Records from a collection of figures:

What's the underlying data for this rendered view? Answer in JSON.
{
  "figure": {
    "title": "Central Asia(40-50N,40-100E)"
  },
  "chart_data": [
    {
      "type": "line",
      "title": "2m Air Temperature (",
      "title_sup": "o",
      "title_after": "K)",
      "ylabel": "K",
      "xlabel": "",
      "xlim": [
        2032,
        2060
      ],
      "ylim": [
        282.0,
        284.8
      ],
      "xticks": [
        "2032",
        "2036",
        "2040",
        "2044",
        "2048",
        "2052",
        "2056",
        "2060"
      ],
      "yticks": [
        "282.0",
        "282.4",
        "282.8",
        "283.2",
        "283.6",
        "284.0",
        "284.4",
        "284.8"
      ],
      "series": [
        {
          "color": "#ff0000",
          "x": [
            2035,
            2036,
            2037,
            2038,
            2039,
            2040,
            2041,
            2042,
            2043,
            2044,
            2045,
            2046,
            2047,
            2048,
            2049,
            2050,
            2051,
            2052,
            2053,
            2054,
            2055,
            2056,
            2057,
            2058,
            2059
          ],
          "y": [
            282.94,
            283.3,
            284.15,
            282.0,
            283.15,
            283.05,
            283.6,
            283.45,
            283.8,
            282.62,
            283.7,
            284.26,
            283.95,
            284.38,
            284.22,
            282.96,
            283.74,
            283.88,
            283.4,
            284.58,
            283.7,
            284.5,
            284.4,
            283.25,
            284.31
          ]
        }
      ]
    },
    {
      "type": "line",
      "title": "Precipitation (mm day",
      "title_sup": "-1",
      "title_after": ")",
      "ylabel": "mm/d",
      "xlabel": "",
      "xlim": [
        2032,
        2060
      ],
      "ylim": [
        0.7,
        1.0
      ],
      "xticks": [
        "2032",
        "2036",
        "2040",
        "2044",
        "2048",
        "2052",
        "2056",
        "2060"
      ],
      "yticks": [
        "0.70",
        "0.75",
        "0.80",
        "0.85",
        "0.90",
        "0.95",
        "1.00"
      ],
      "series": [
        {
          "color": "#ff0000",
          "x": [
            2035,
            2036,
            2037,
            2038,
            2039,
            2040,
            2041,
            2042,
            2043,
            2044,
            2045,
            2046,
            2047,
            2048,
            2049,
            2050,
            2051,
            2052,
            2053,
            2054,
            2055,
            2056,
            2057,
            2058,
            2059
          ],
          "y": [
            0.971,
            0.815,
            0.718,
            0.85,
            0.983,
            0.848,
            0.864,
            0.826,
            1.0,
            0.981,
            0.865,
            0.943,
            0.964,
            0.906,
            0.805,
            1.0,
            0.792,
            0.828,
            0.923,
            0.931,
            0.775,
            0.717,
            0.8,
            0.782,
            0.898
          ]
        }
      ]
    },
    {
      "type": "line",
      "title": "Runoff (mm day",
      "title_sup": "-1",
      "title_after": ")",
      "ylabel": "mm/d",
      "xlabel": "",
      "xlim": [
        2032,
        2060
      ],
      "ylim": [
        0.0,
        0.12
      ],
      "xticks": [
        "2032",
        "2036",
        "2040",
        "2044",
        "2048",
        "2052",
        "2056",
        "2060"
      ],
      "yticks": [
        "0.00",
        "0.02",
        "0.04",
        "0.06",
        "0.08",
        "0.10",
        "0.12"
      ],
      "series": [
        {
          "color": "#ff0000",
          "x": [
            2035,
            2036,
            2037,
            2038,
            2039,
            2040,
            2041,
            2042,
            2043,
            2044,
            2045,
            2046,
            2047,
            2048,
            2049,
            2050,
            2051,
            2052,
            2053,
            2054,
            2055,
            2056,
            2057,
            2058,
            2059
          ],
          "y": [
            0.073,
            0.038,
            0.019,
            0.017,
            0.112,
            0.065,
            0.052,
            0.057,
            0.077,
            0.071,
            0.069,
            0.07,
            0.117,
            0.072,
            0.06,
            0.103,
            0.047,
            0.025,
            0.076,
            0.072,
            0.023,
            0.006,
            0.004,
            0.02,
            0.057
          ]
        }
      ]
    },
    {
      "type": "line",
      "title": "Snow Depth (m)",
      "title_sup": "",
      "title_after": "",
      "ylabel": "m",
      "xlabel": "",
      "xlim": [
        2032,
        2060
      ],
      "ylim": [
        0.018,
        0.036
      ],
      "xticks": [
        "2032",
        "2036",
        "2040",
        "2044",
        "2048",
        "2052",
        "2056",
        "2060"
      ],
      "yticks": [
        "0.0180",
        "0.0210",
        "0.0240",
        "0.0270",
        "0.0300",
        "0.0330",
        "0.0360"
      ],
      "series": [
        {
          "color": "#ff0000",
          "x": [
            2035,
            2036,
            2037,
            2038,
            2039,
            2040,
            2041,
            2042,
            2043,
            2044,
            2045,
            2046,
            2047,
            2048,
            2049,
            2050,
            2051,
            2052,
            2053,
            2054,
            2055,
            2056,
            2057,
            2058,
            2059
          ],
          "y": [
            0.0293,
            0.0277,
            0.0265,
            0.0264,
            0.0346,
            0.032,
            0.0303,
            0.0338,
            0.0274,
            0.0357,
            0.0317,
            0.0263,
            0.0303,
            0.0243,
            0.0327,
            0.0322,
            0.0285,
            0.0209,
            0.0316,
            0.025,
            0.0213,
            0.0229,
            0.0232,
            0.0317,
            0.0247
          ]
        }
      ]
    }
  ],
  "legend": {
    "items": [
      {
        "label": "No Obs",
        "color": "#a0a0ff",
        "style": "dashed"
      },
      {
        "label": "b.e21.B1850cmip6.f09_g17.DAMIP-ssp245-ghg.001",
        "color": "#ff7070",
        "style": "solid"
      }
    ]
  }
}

(Objective) Give the count of lines containing "ylabel", with no added text.

(Solved problem) 4